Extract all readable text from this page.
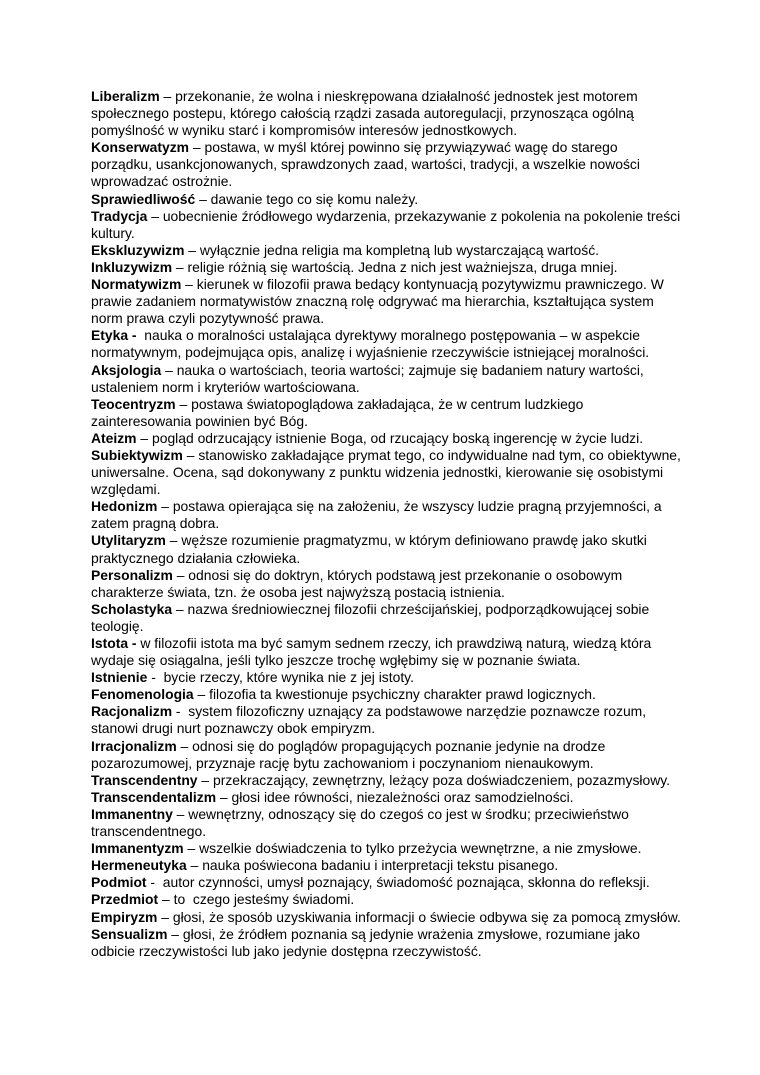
Liberalizm – przekonanie, że wolna i nieskrępowana działalność jednostek jest motorem społecznego postepu, którego całością rządzi zasada autoregulacji, przynosząca ogólną pomyślność w wyniku starć i kompromisów interesów jednostkowych.

Konserwatyzm – postawa, w myśl której powinno się przywiązywać wagę do starego porządku, usankcjonowanych, sprawdzonych zaad, wartości, tradycji, a wszelkie nowości wprowadzać ostrożnie.

Sprawiedliwość – dawanie tego co się komu należy.

Tradycja – uobecnienie źródłowego wydarzenia, przekazywanie z pokolenia na pokolenie treści kultury.

Ekskluzywizm – wyłącznie jedna religia ma kompletną lub wystarczającą wartość.

Inkluzywizm – religie różnią się wartością. Jedna z nich jest ważniejsza, druga mniej.

Normatywizm – kierunek w filozofii prawa bedący kontynuacją pozytywizmu prawniczego. W prawie zadaniem normatywistów znaczną rolę odgrywać ma hierarchia, kształtująca system norm prawa czyli pozytywność prawa.

Etyka - nauka o moralności ustalająca dyrektywy moralnego postępowania – w aspekcie normatywnym, podejmująca opis, analizę i wyjaśnienie rzeczywiście istniejącej moralności.

Aksjologia – nauka o wartościach, teoria wartości; zajmuje się badaniem natury wartości, ustaleniem norm i kryteriów wartościowana.

Teocentryzm – postawa światopoglądowa zakładająca, że w centrum ludzkiego zainteresowania powinien być Bóg.

Ateizm – pogląd odrzucający istnienie Boga, od rzucający boską ingerencję w życie ludzi.

Subiektywizm – stanowisko zakładające prymat tego, co indywidualne nad tym, co obiektywne, uniwersalne. Ocena, sąd dokonywany z punktu widzenia jednostki, kierowanie się osobistymi względami.

Hedonizm – postawa opierająca się na założeniu, że wszyscy ludzie pragną przyjemności, a zatem pragną dobra.

Utylitaryzm – węższe rozumienie pragmatyzmu, w którym definiowano prawdę jako skutki praktycznego działania człowieka.

Personalizm – odnosi się do doktryn, których podstawą jest przekonanie o osobowym charakterze świata, tzn. że osoba jest najwyższą postacią istnienia.

Scholastyka – nazwa średniowiecznej filozofii chrześcijańskiej, podporządkowującej sobie teologię.

Istota - w filozofii istota ma być samym sednem rzeczy, ich prawdziwą naturą, wiedzą która wydaje się osiągalna, jeśli tylko jeszcze trochę wgłębimy się w poznanie świata.

Istnienie -  bycie rzeczy, które wynika nie z jej istoty.

Fenomenologia – filozofia ta kwestionuje psychiczny charakter prawd logicznych.

Racjonalizm -  system filozoficzny uznający za podstawowe narzędzie poznawcze rozum, stanowi drugi nurt poznawczy obok empiryzm.

Irracjonalizm – odnosi się do poglądów propagujących poznanie jedynie na drodze pozarozumowej, przyznaje rację bytu zachowaniom i poczynaniom nienaukowym.

Transcendentny – przekraczający, zewnętrzny, leżący poza doświadczeniem, pozazmysłowy.

Transcendentalizm – głosi idee równości, niezależności oraz samodzielności.

Immanentny – wewnętrzny, odnoszący się do czegoś co jest w środku; przeciwieństwo transcendentnego.

Immanentyzm – wszelkie doświadczenia to tylko przeżycia wewnętrzne, a nie zmysłowe.

Hermeneutyka – nauka poświecona badaniu i interpretacji tekstu pisanego.

Podmiot -  autor czynności, umysł poznający, świadomość poznająca, skłonna do refleksji.

Przedmiot – to  czego jesteśmy świadomi.

Empiryzm – głosi, że sposób uzyskiwania informacji o świecie odbywa się za pomocą zmysłów.

Sensualizm – głosi, że źródłem poznania są jedynie wrażenia zmysłowe, rozumiane jako odbicie rzeczywistości lub jako jedynie dostępna rzeczywistość.
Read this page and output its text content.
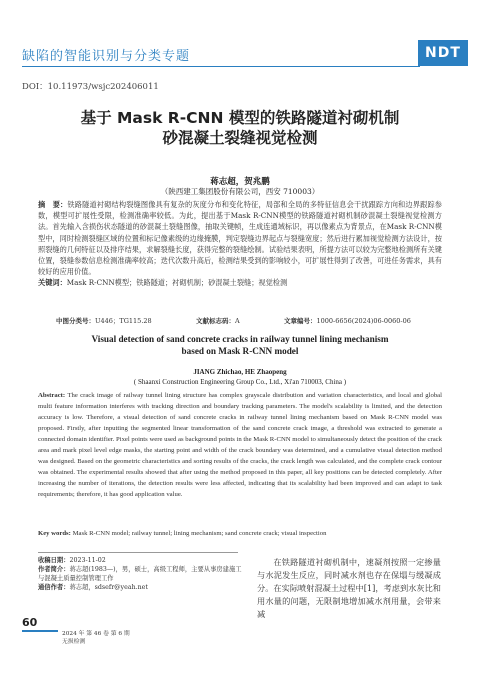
缺陷的智能识别与分类专题	NDT
DOI：10.11973/wsjc202406011
基于 Mask R-CNN 模型的铁路隧道衬砌机制
砂混凝土裂缝视觉检测
蒋志超，贺兆鹏
（陕西建工集团股份有限公司，西安 710003）
摘　要：铁路隧道衬砌结构裂缝图像具有复杂的灰度分布和变化特征，局部和全局的多特征信息会干扰跟踪方向和边界跟踪参数，模型可扩展性受限，检测准确率较低。为此，提出基于Mask R-CNN模型的铁路隧道衬砌机制砂混凝土裂缝视觉检测方法。首先输入含损伤状态隧道的砂混凝土裂缝图像，抽取关键帧，生成连通域标识，再以像素点为背景点，在Mask R-CNN模型中，同时检测裂缝区域的位置和标记像素级的边缘掩膜，判定裂缝边界起点与裂缝宽度；然后进行累加视觉检测方法设计，按照裂缝的几何特征以及排序结果，求解裂缝长度，获得完整的裂缝绘制。试验结果表明，所提方法可以较为完整地检测所有关键位置，裂缝参数信息检测准确率较高；迭代次数升高后，检测结果受到的影响较小，可扩展性得到了改善，可进任务需求，具有较好的应用价值。
关键词：Mask R-CNN模型；铁路隧道；衬砌机制；砂混凝土裂缝；视觉检测
中图分类号：U446；TG115.28	文献标志码：A	文章编号：1000-6656(2024)06-0060-06
Visual detection of sand concrete cracks in railway tunnel lining mechanism
based on Mask R-CNN model
JIANG Zhichao, HE Zhaopeng
( Shaanxi Construction Engineering Group Co., Ltd., Xi'an 710003, China )
Abstract: The crack image of railway tunnel lining structure has complex grayscale distribution and variation characteristics, and local and global multi feature information interferes with tracking direction and boundary tracking parameters. The model's scalability is limited, and the detection accuracy is low. Therefore, a visual detection of sand concrete cracks in railway tunnel lining mechanism based on Mask R-CNN model was proposed. Firstly, after inputting the segmented linear transformation of the sand concrete crack image, a threshold was extracted to generate a connected domain identifier. Pixel points were used as background points in the Mask R-CNN model to simultaneously detect the position of the crack area and mark pixel level edge masks, the starting point and width of the crack boundary was determined, and a cumulative visual detection method was designed. Based on the geometric characteristics and sorting results of the cracks, the crack length was calculated, and the complete crack contour was obtained. The experimental results showed that after using the method proposed in this paper, all key positions can be detected completely. After increasing the number of iterations, the detection results were less affected, indicating that its scalability had been improved and can adapt to task requirements; therefore, it has good application value.
Key words: Mask R-CNN model; railway tunnel; lining mechanism; sand concrete crack; visual inspection
收稿日期：2023-11-02
作者简介：蒋志超(1983—)，男，硕士，高级工程师，主要从事房建施工与混凝土质量控制管理工作
通信作者：蒋志超，sdsefr@yeah.net
在铁路隧道衬砌机制中，速凝剂按照一定掺量与水泥发生反应，同时减水剂也存在保塌与缓凝成分。在实际喷射混凝土过程中[1]，考虑到水灰比和用水量的问题，无限制地增加减水剂用量，会带来减
60
2024 年 第 46 卷 第 6 期
无损检测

+++

What is being asked: Report how many lines of the data hold the string "odnosi"; give only the number.

Response to this task: 2